Extracts from a graphics dataset:
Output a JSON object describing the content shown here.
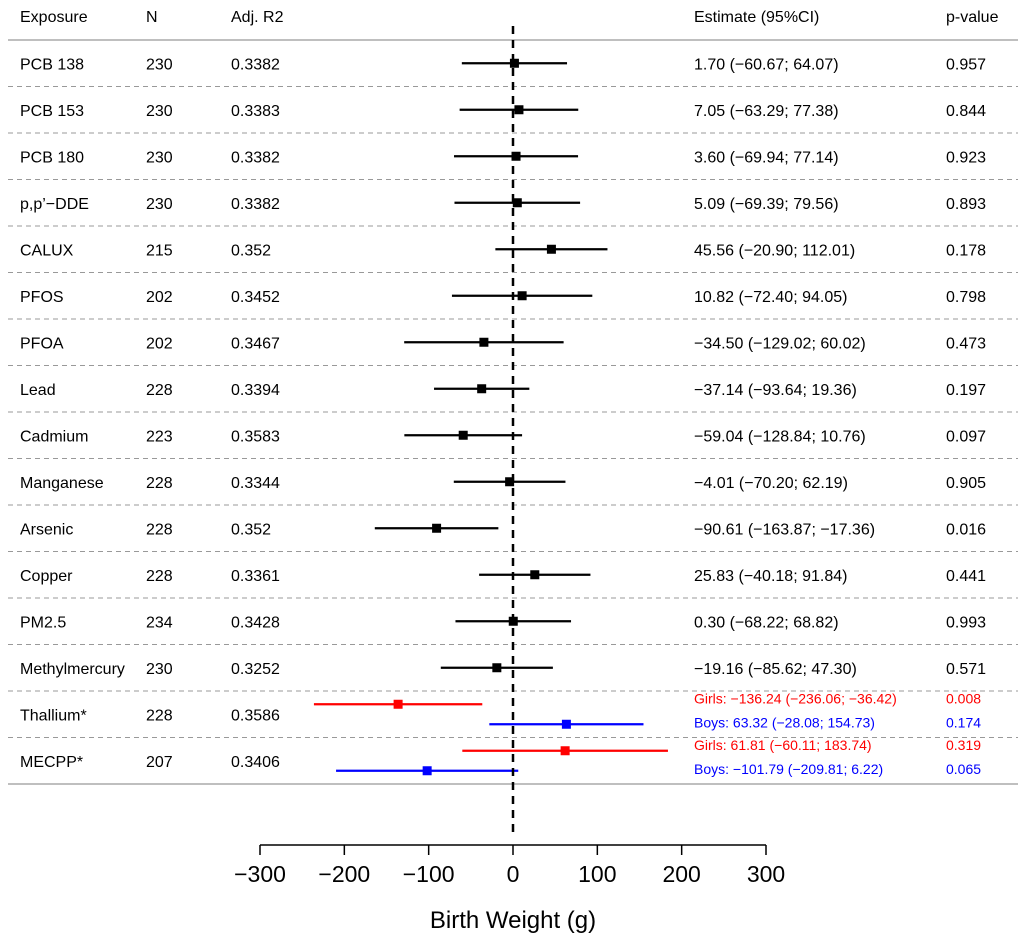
{
  "chart_data": {
    "type": "forest",
    "headers": {
      "exposure": "Exposure",
      "n": "N",
      "r2": "Adj. R2",
      "estimate": "Estimate (95%CI)",
      "pvalue": "p-value"
    },
    "xlabel": "Birth Weight (g)",
    "xlim": [
      -300,
      300
    ],
    "xticks": [
      "−300",
      "−200",
      "−100",
      "0",
      "100",
      "200",
      "300"
    ],
    "xtick_values": [
      -300,
      -200,
      -100,
      0,
      100,
      200,
      300
    ],
    "reference_line": 0,
    "colors": {
      "overall": "#000000",
      "girls": "#ff0000",
      "boys": "#0000ff"
    },
    "rows": [
      {
        "exposure": "PCB 138",
        "n": "230",
        "r2": "0.3382",
        "series": [
          {
            "group": "overall",
            "est": 1.7,
            "lo": -60.67,
            "hi": 64.07,
            "label": "1.70 (−60.67; 64.07)",
            "p": "0.957"
          }
        ]
      },
      {
        "exposure": "PCB 153",
        "n": "230",
        "r2": "0.3383",
        "series": [
          {
            "group": "overall",
            "est": 7.05,
            "lo": -63.29,
            "hi": 77.38,
            "label": "7.05 (−63.29; 77.38)",
            "p": "0.844"
          }
        ]
      },
      {
        "exposure": "PCB 180",
        "n": "230",
        "r2": "0.3382",
        "series": [
          {
            "group": "overall",
            "est": 3.6,
            "lo": -69.94,
            "hi": 77.14,
            "label": "3.60 (−69.94; 77.14)",
            "p": "0.923"
          }
        ]
      },
      {
        "exposure": "p,p’−DDE",
        "n": "230",
        "r2": "0.3382",
        "series": [
          {
            "group": "overall",
            "est": 5.09,
            "lo": -69.39,
            "hi": 79.56,
            "label": "5.09 (−69.39; 79.56)",
            "p": "0.893"
          }
        ]
      },
      {
        "exposure": "CALUX",
        "n": "215",
        "r2": "0.352",
        "series": [
          {
            "group": "overall",
            "est": 45.56,
            "lo": -20.9,
            "hi": 112.01,
            "label": "45.56 (−20.90; 112.01)",
            "p": "0.178"
          }
        ]
      },
      {
        "exposure": "PFOS",
        "n": "202",
        "r2": "0.3452",
        "series": [
          {
            "group": "overall",
            "est": 10.82,
            "lo": -72.4,
            "hi": 94.05,
            "label": "10.82 (−72.40; 94.05)",
            "p": "0.798"
          }
        ]
      },
      {
        "exposure": "PFOA",
        "n": "202",
        "r2": "0.3467",
        "series": [
          {
            "group": "overall",
            "est": -34.5,
            "lo": -129.02,
            "hi": 60.02,
            "label": "−34.50 (−129.02; 60.02)",
            "p": "0.473"
          }
        ]
      },
      {
        "exposure": "Lead",
        "n": "228",
        "r2": "0.3394",
        "series": [
          {
            "group": "overall",
            "est": -37.14,
            "lo": -93.64,
            "hi": 19.36,
            "label": "−37.14 (−93.64; 19.36)",
            "p": "0.197"
          }
        ]
      },
      {
        "exposure": "Cadmium",
        "n": "223",
        "r2": "0.3583",
        "series": [
          {
            "group": "overall",
            "est": -59.04,
            "lo": -128.84,
            "hi": 10.76,
            "label": "−59.04 (−128.84; 10.76)",
            "p": "0.097"
          }
        ]
      },
      {
        "exposure": "Manganese",
        "n": "228",
        "r2": "0.3344",
        "series": [
          {
            "group": "overall",
            "est": -4.01,
            "lo": -70.2,
            "hi": 62.19,
            "label": "−4.01 (−70.20; 62.19)",
            "p": "0.905"
          }
        ]
      },
      {
        "exposure": "Arsenic",
        "n": "228",
        "r2": "0.352",
        "series": [
          {
            "group": "overall",
            "est": -90.61,
            "lo": -163.87,
            "hi": -17.36,
            "label": "−90.61 (−163.87; −17.36)",
            "p": "0.016"
          }
        ]
      },
      {
        "exposure": "Copper",
        "n": "228",
        "r2": "0.3361",
        "series": [
          {
            "group": "overall",
            "est": 25.83,
            "lo": -40.18,
            "hi": 91.84,
            "label": "25.83 (−40.18; 91.84)",
            "p": "0.441"
          }
        ]
      },
      {
        "exposure": "PM2.5",
        "n": "234",
        "r2": "0.3428",
        "series": [
          {
            "group": "overall",
            "est": 0.3,
            "lo": -68.22,
            "hi": 68.82,
            "label": "0.30 (−68.22; 68.82)",
            "p": "0.993"
          }
        ]
      },
      {
        "exposure": "Methylmercury",
        "n": "230",
        "r2": "0.3252",
        "series": [
          {
            "group": "overall",
            "est": -19.16,
            "lo": -85.62,
            "hi": 47.3,
            "label": "−19.16 (−85.62; 47.30)",
            "p": "0.571"
          }
        ]
      },
      {
        "exposure": "Thallium*",
        "n": "228",
        "r2": "0.3586",
        "series": [
          {
            "group": "girls",
            "est": -136.24,
            "lo": -236.06,
            "hi": -36.42,
            "label": "Girls: −136.24 (−236.06; −36.42)",
            "p": "0.008"
          },
          {
            "group": "boys",
            "est": 63.32,
            "lo": -28.08,
            "hi": 154.73,
            "label": "Boys: 63.32 (−28.08; 154.73)",
            "p": "0.174"
          }
        ]
      },
      {
        "exposure": "MECPP*",
        "n": "207",
        "r2": "0.3406",
        "series": [
          {
            "group": "girls",
            "est": 61.81,
            "lo": -60.11,
            "hi": 183.74,
            "label": "Girls: 61.81 (−60.11; 183.74)",
            "p": "0.319"
          },
          {
            "group": "boys",
            "est": -101.79,
            "lo": -209.81,
            "hi": 6.22,
            "label": "Boys: −101.79 (−209.81; 6.22)",
            "p": "0.065"
          }
        ]
      }
    ]
  }
}
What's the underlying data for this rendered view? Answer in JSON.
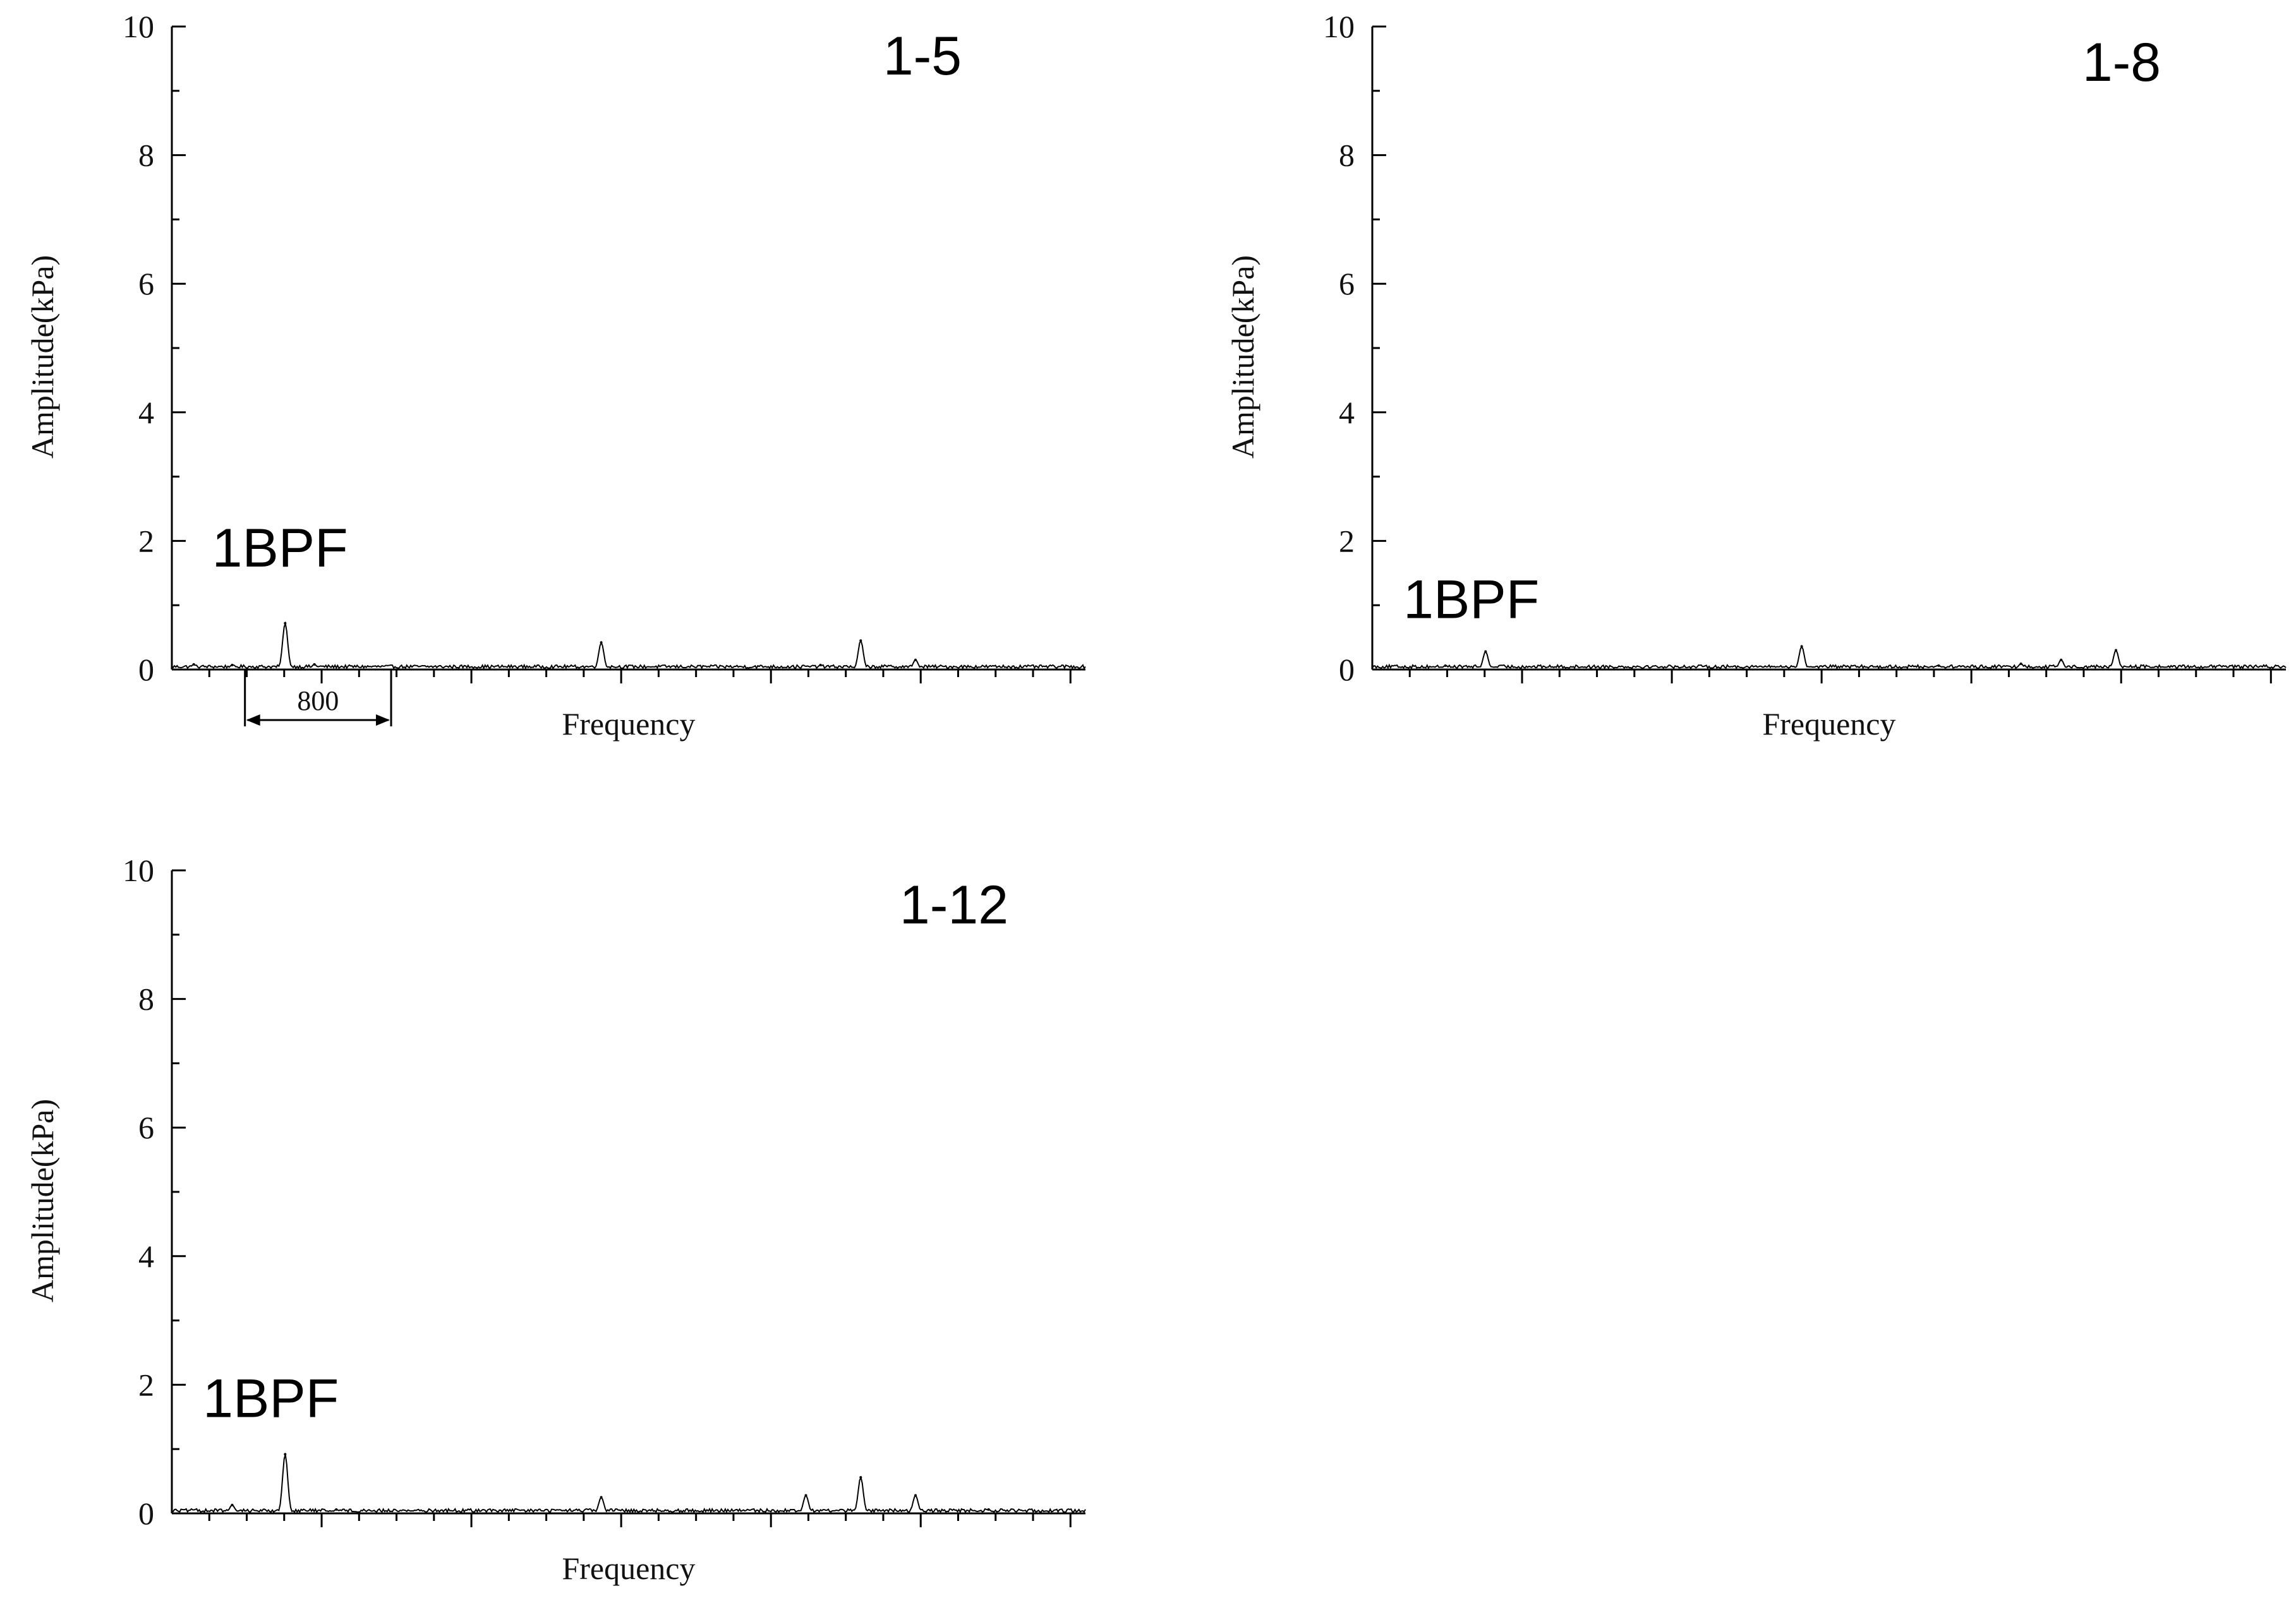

Problem to work on:
Search the entries for the word "JSON" and pick out every line that holds it.

Response for this exercise:
Output a JSON object describing the content shown here.
What's the underlying data for this rendered view? Answer in JSON.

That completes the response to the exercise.